What is the number of lines holding the word "best"? Write that number and nothing else.

*Exercise data*.
____

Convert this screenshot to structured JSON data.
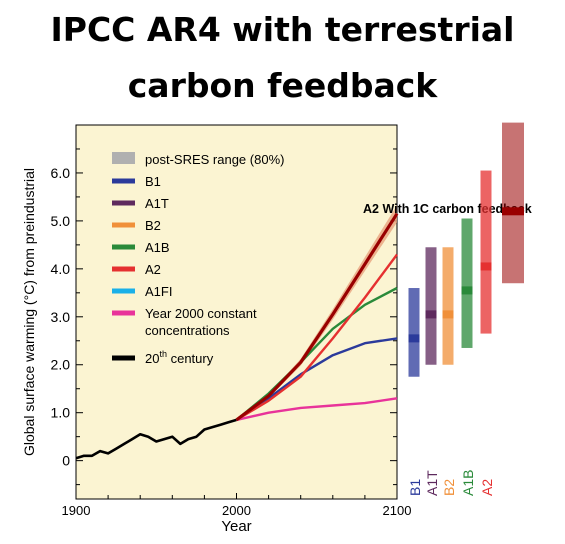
{
  "title": {
    "line1": "IPCC AR4  with terrestrial",
    "line2": "carbon feedback"
  },
  "chart_data": {
    "type": "line",
    "ylabel": "Global surface warming (°C)  from preindustrial",
    "xlabel": "Year",
    "xlim": [
      1900,
      2100
    ],
    "ylim": [
      -0.8,
      7.0
    ],
    "yticks": [
      0,
      1.0,
      2.0,
      3.0,
      4.0,
      5.0,
      6.0
    ],
    "ytick_labels": [
      "0",
      "1.0",
      "2.0",
      "3.0",
      "4.0",
      "5.0",
      "6.0"
    ],
    "xticks": [
      1900,
      2000,
      2100
    ],
    "annotation": "A2 With 1C carbon feedback",
    "colors": {
      "B1": "#2b3a9b",
      "A1T": "#5e2a5e",
      "B2": "#f0903a",
      "A1B": "#2a8a3a",
      "A2": "#e53030",
      "A1FI": "#1ab0e8",
      "Year 2000 constant concentrations": "#e8339a",
      "20th century": "#000000",
      "feedback": "#990000",
      "range": "#b0b0b0",
      "plot_bg": "#fbf4d2"
    },
    "legend": [
      {
        "label": "post-SRES range (80%)",
        "key": "range",
        "style": "band"
      },
      {
        "label": "B1",
        "key": "B1",
        "style": "line"
      },
      {
        "label": "A1T",
        "key": "A1T",
        "style": "line"
      },
      {
        "label": "B2",
        "key": "B2",
        "style": "line"
      },
      {
        "label": "A1B",
        "key": "A1B",
        "style": "line"
      },
      {
        "label": "A2",
        "key": "A2",
        "style": "line"
      },
      {
        "label": "A1FI",
        "key": "A1FI",
        "style": "line"
      },
      {
        "label": "Year 2000 constant",
        "label2": "concentrations",
        "key": "Year 2000 constant concentrations",
        "style": "line"
      },
      {
        "label": "20",
        "sup": "th",
        "label3": " century",
        "key": "20th century",
        "style": "line"
      }
    ],
    "series": [
      {
        "name": "20th century",
        "x": [
          1900,
          1905,
          1910,
          1915,
          1920,
          1925,
          1930,
          1935,
          1940,
          1945,
          1950,
          1955,
          1960,
          1965,
          1970,
          1975,
          1980,
          1985,
          1990,
          1995,
          2000
        ],
        "y": [
          0.05,
          0.1,
          0.1,
          0.2,
          0.15,
          0.25,
          0.35,
          0.45,
          0.55,
          0.5,
          0.4,
          0.45,
          0.5,
          0.35,
          0.45,
          0.5,
          0.65,
          0.7,
          0.75,
          0.8,
          0.85
        ]
      },
      {
        "name": "Year 2000 constant concentrations",
        "x": [
          2000,
          2020,
          2040,
          2060,
          2080,
          2100
        ],
        "y": [
          0.85,
          1.0,
          1.1,
          1.15,
          1.2,
          1.3
        ]
      },
      {
        "name": "B1",
        "x": [
          2000,
          2020,
          2040,
          2060,
          2080,
          2100
        ],
        "y": [
          0.85,
          1.3,
          1.8,
          2.2,
          2.45,
          2.55
        ]
      },
      {
        "name": "A1B",
        "x": [
          2000,
          2020,
          2040,
          2060,
          2080,
          2100
        ],
        "y": [
          0.85,
          1.4,
          2.05,
          2.75,
          3.25,
          3.6
        ]
      },
      {
        "name": "A2",
        "x": [
          2000,
          2020,
          2040,
          2060,
          2080,
          2100
        ],
        "y": [
          0.85,
          1.25,
          1.75,
          2.55,
          3.4,
          4.3
        ]
      },
      {
        "name": "A2 With 1C carbon feedback",
        "x": [
          2000,
          2020,
          2040,
          2060,
          2080,
          2100
        ],
        "y": [
          0.85,
          1.35,
          2.05,
          3.05,
          4.1,
          5.15
        ]
      }
    ],
    "bars": {
      "labels": [
        "B1",
        "A1T",
        "B2",
        "A1B",
        "A2",
        ""
      ],
      "ranges": [
        {
          "name": "B1",
          "low": 1.75,
          "high": 3.6,
          "best": 2.55
        },
        {
          "name": "A1T",
          "low": 2.0,
          "high": 4.45,
          "best": 3.05
        },
        {
          "name": "B2",
          "low": 2.0,
          "high": 4.45,
          "best": 3.05
        },
        {
          "name": "A1B",
          "low": 2.35,
          "high": 5.05,
          "best": 3.55
        },
        {
          "name": "A2",
          "low": 2.65,
          "high": 6.05,
          "best": 4.05
        },
        {
          "name": "A2 With 1C carbon feedback",
          "low": 3.7,
          "high": 7.05,
          "best": 5.2
        }
      ]
    }
  }
}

____

*Written solution*. 6